# Task directions
Repeat the listing below in full, exactly as it stands.
┌─ Given entries
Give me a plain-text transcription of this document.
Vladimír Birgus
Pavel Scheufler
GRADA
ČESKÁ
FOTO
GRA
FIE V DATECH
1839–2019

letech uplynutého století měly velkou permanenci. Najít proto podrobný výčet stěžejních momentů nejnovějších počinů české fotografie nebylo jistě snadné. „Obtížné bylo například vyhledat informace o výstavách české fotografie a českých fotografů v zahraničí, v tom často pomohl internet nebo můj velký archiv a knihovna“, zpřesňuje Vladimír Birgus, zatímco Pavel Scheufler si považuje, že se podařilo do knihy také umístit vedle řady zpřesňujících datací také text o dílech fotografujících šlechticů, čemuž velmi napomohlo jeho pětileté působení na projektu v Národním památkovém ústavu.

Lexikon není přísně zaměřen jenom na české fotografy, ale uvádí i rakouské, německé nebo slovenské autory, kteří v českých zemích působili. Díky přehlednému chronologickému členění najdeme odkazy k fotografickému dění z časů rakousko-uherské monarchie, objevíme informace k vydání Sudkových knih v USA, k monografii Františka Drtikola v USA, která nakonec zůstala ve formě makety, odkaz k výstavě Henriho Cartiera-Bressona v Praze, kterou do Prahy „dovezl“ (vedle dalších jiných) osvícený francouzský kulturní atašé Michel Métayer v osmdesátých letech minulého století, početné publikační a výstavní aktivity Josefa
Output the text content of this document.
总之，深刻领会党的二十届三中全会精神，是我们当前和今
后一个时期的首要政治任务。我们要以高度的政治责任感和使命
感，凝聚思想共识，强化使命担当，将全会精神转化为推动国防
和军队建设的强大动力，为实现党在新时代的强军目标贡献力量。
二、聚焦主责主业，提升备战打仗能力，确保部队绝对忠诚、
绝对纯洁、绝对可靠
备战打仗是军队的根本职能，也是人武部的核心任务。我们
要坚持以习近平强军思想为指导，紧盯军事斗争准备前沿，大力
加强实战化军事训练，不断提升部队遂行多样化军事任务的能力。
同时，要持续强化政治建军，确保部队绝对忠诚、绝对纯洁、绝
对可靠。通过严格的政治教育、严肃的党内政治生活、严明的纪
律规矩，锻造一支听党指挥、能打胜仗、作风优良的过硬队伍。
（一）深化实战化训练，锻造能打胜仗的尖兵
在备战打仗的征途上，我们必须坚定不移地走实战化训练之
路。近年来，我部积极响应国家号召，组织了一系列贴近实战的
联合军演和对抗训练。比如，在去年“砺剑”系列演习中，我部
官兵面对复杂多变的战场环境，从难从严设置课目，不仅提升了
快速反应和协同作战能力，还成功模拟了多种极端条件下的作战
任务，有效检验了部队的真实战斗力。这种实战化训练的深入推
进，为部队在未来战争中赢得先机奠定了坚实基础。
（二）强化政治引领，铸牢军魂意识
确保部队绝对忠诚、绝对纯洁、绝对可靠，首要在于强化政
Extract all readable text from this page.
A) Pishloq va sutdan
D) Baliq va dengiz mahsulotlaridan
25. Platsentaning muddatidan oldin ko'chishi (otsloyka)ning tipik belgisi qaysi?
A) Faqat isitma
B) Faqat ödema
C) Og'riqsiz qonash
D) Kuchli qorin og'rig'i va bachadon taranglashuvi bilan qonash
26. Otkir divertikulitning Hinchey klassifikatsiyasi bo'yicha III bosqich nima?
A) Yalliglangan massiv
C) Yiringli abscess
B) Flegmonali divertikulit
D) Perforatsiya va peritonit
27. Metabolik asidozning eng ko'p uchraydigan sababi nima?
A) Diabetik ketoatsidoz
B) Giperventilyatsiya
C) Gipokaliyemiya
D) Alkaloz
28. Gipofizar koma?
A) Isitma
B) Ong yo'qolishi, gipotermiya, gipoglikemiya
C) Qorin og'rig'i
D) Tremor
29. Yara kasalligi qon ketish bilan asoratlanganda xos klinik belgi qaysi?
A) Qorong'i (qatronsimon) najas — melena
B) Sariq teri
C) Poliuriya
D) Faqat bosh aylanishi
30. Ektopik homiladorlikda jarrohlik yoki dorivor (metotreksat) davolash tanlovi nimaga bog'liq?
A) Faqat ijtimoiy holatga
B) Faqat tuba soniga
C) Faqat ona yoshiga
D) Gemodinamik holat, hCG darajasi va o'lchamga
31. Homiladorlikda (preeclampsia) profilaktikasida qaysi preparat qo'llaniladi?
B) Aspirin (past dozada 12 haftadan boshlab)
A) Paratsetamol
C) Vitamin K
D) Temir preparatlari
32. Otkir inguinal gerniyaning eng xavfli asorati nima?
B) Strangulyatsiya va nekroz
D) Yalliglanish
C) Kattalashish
└─
# Response for this exercise
Give me a plain-text transcription of this document.
Vladimír Birgus
Pavel Scheufler
GRADA
ČESKÁ
FOTO
GRA
FIE V DATECH
1839–2019

letech uplynutého století měly velkou permanenci. Najít proto podrobný výčet stěžejních momentů nejnovějších počinů české fotografie nebylo jistě snadné. „Obtížné bylo například vyhledat informace o výstavách české fotografie a českých fotografů v zahraničí, v tom často pomohl internet nebo můj velký archiv a knihovna“, zpřesňuje Vladimír Birgus, zatímco Pavel Scheufler si považuje, že se podařilo do knihy také umístit vedle řady zpřesňujících datací také text o dílech fotografujících šlechticů, čemuž velmi napomohlo jeho pětileté působení na projektu v Národním památkovém ústavu.

Lexikon není přísně zaměřen jenom na české fotografy, ale uvádí i rakouské, německé nebo slovenské autory, kteří v českých zemích působili. Díky přehlednému chronologickému členění najdeme odkazy k fotografickému dění z časů rakousko-uherské monarchie, objevíme informace k vydání Sudkových knih v USA, k monografii Františka Drtikola v USA, která nakonec zůstala ve formě makety, odkaz k výstavě Henriho Cartiera-Bressona v Praze, kterou do Prahy „dovezl“ (vedle dalších jiných) osvícený francouzský kulturní atašé Michel Métayer v osmdesátých letech minulého století, početné publikační a výstavní aktivity Josefa
Output the text content of this document.
总之，深刻领会党的二十届三中全会精神，是我们当前和今
后一个时期的首要政治任务。我们要以高度的政治责任感和使命
感，凝聚思想共识，强化使命担当，将全会精神转化为推动国防
和军队建设的强大动力，为实现党在新时代的强军目标贡献力量。
二、聚焦主责主业，提升备战打仗能力，确保部队绝对忠诚、
绝对纯洁、绝对可靠
备战打仗是军队的根本职能，也是人武部的核心任务。我们
要坚持以习近平强军思想为指导，紧盯军事斗争准备前沿，大力
加强实战化军事训练，不断提升部队遂行多样化军事任务的能力。
同时，要持续强化政治建军，确保部队绝对忠诚、绝对纯洁、绝
对可靠。通过严格的政治教育、严肃的党内政治生活、严明的纪
律规矩，锻造一支听党指挥、能打胜仗、作风优良的过硬队伍。
（一）深化实战化训练，锻造能打胜仗的尖兵
在备战打仗的征途上，我们必须坚定不移地走实战化训练之
路。近年来，我部积极响应国家号召，组织了一系列贴近实战的
联合军演和对抗训练。比如，在去年“砺剑”系列演习中，我部
官兵面对复杂多变的战场环境，从难从严设置课目，不仅提升了
快速反应和协同作战能力，还成功模拟了多种极端条件下的作战
任务，有效检验了部队的真实战斗力。这种实战化训练的深入推
进，为部队在未来战争中赢得先机奠定了坚实基础。
（二）强化政治引领，铸牢军魂意识
确保部队绝对忠诚、绝对纯洁、绝对可靠，首要在于强化政
Extract all readable text from this page.
A) Pishloq va sutdan
D) Baliq va dengiz mahsulotlaridan
25. Platsentaning muddatidan oldin ko'chishi (otsloyka)ning tipik belgisi qaysi?
A) Faqat isitma
B) Faqat ödema
C) Og'riqsiz qonash
D) Kuchli qorin og'rig'i va bachadon taranglashuvi bilan qonash
26. Otkir divertikulitning Hinchey klassifikatsiyasi bo'yicha III bosqich nima?
A) Yalliglangan massiv
C) Yiringli abscess
B) Flegmonali divertikulit
D) Perforatsiya va peritonit
27. Metabolik asidozning eng ko'p uchraydigan sababi nima?
A) Diabetik ketoatsidoz
B) Giperventilyatsiya
C) Gipokaliyemiya
D) Alkaloz
28. Gipofizar koma?
A) Isitma
B) Ong yo'qolishi, gipotermiya, gipoglikemiya
C) Qorin og'rig'i
D) Tremor
29. Yara kasalligi qon ketish bilan asoratlanganda xos klinik belgi qaysi?
A) Qorong'i (qatronsimon) najas — melena
B) Sariq teri
C) Poliuriya
D) Faqat bosh aylanishi
30. Ektopik homiladorlikda jarrohlik yoki dorivor (metotreksat) davolash tanlovi nimaga bog'liq?
A) Faqat ijtimoiy holatga
B) Faqat tuba soniga
C) Faqat ona yoshiga
D) Gemodinamik holat, hCG darajasi va o'lchamga
31. Homiladorlikda (preeclampsia) profilaktikasida qaysi preparat qo'llaniladi?
B) Aspirin (past dozada 12 haftadan boshlab)
A) Paratsetamol
C) Vitamin K
D) Temir preparatlari
32. Otkir inguinal gerniyaning eng xavfli asorati nima?
B) Strangulyatsiya va nekroz
D) Yalliglanish
C) Kattalashish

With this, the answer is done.